-- Start Material for this task --

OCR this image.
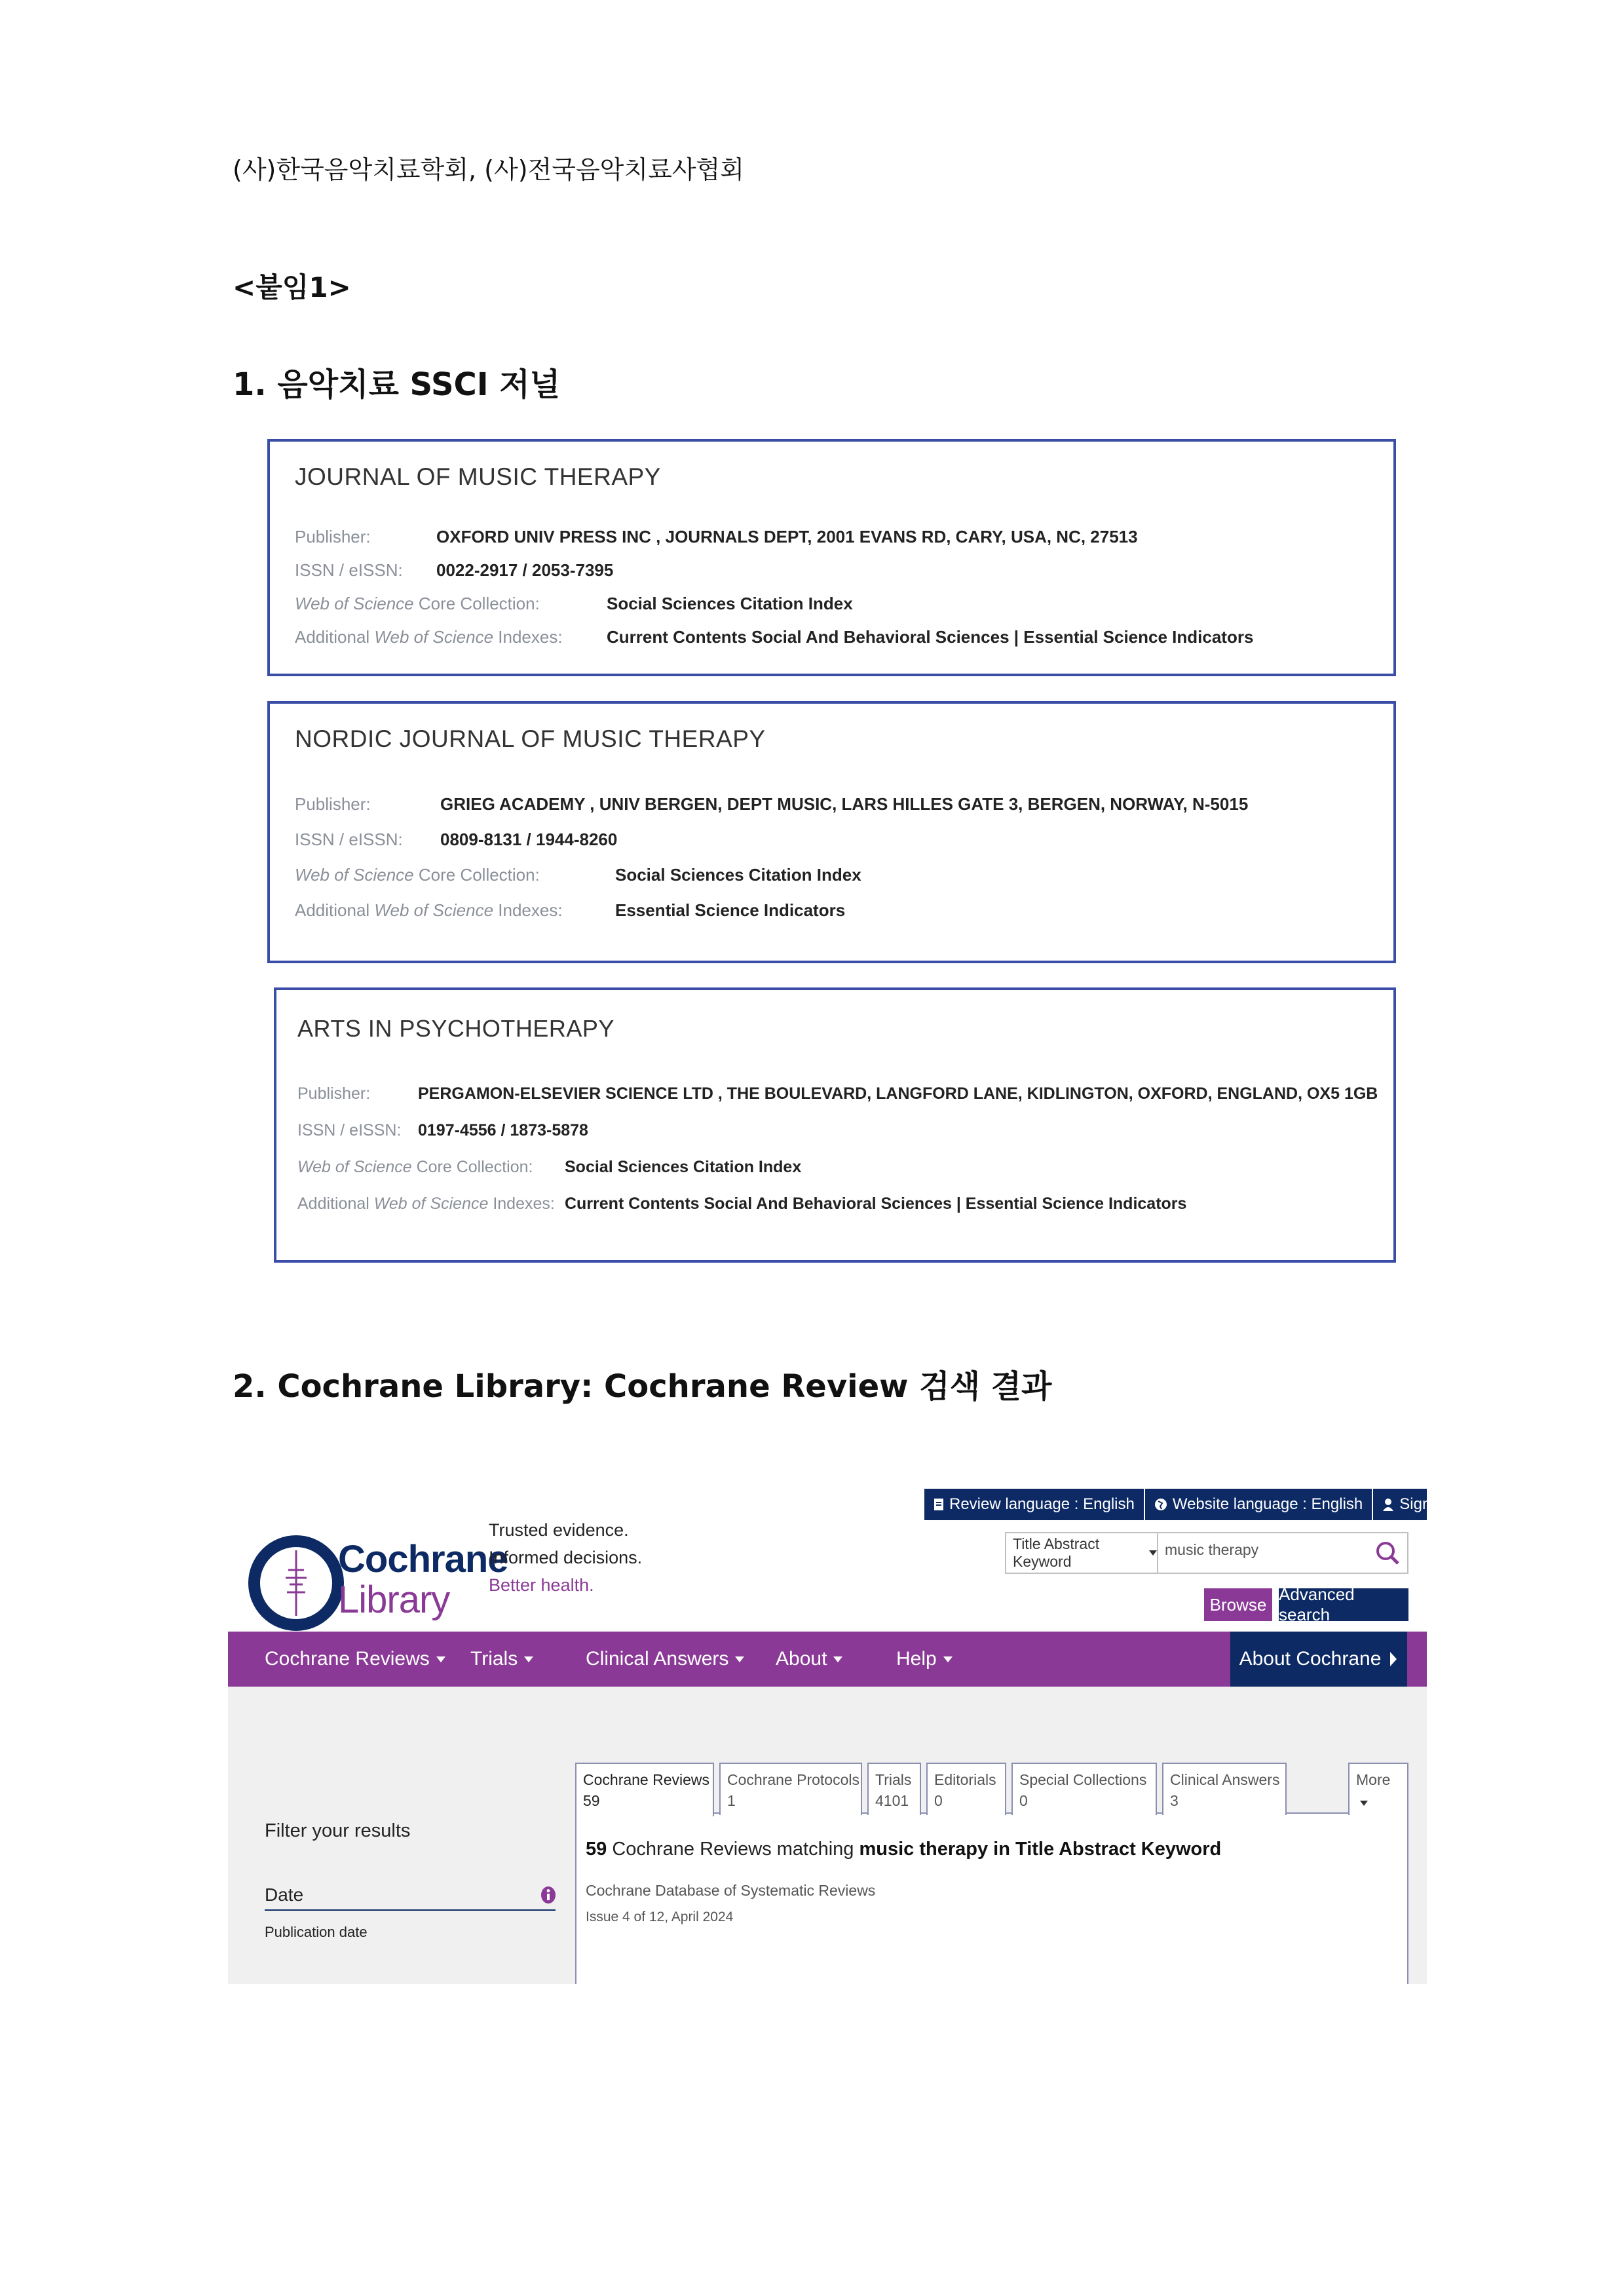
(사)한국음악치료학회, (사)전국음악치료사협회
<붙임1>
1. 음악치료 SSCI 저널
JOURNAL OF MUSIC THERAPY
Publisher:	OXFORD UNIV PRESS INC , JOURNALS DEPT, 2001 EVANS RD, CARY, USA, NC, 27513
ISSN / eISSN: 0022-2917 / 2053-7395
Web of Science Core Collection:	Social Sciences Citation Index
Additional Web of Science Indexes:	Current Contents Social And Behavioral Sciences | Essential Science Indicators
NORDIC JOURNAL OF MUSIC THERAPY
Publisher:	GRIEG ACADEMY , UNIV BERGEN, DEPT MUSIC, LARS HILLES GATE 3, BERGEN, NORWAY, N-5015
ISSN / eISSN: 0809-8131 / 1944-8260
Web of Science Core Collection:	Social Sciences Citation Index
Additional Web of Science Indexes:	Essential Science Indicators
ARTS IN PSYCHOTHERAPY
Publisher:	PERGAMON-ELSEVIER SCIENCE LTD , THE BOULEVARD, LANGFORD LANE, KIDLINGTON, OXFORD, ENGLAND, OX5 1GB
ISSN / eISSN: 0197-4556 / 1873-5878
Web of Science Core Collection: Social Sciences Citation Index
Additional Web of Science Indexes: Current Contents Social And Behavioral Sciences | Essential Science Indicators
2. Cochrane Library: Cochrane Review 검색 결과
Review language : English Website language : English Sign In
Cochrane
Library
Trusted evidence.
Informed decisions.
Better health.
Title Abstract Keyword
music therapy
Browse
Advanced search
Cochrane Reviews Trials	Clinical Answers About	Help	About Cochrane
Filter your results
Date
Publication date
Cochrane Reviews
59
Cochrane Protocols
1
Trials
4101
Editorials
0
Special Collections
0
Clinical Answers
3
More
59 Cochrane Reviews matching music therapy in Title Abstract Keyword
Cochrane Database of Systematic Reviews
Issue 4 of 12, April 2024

-- End Material for this task --

* [Task details]: Repeat all of the data above word for word, minus the pictures.

* [The answer]:
OCR this image.
(사)한국음악치료학회, (사)전국음악치료사협회
<붙임1>
1. 음악치료 SSCI 저널
JOURNAL OF MUSIC THERAPY
Publisher:	OXFORD UNIV PRESS INC , JOURNALS DEPT, 2001 EVANS RD, CARY, USA, NC, 27513
ISSN / eISSN: 0022-2917 / 2053-7395
Web of Science Core Collection:	Social Sciences Citation Index
Additional Web of Science Indexes:	Current Contents Social And Behavioral Sciences | Essential Science Indicators
NORDIC JOURNAL OF MUSIC THERAPY
Publisher:	GRIEG ACADEMY , UNIV BERGEN, DEPT MUSIC, LARS HILLES GATE 3, BERGEN, NORWAY, N-5015
ISSN / eISSN: 0809-8131 / 1944-8260
Web of Science Core Collection:	Social Sciences Citation Index
Additional Web of Science Indexes:	Essential Science Indicators
ARTS IN PSYCHOTHERAPY
Publisher:	PERGAMON-ELSEVIER SCIENCE LTD , THE BOULEVARD, LANGFORD LANE, KIDLINGTON, OXFORD, ENGLAND, OX5 1GB
ISSN / eISSN: 0197-4556 / 1873-5878
Web of Science Core Collection: Social Sciences Citation Index
Additional Web of Science Indexes: Current Contents Social And Behavioral Sciences | Essential Science Indicators
2. Cochrane Library: Cochrane Review 검색 결과
Review language : English Website language : English Sign In
Cochrane
Library
Trusted evidence.
Informed decisions.
Better health.
Title Abstract Keyword
music therapy
Browse
Advanced search
Cochrane Reviews Trials	Clinical Answers About	Help	About Cochrane
Filter your results
Date
Publication date
Cochrane Reviews
59
Cochrane Protocols
1
Trials
4101
Editorials
0
Special Collections
0
Clinical Answers
3
More
59 Cochrane Reviews matching music therapy in Title Abstract Keyword
Cochrane Database of Systematic Reviews
Issue 4 of 12, April 2024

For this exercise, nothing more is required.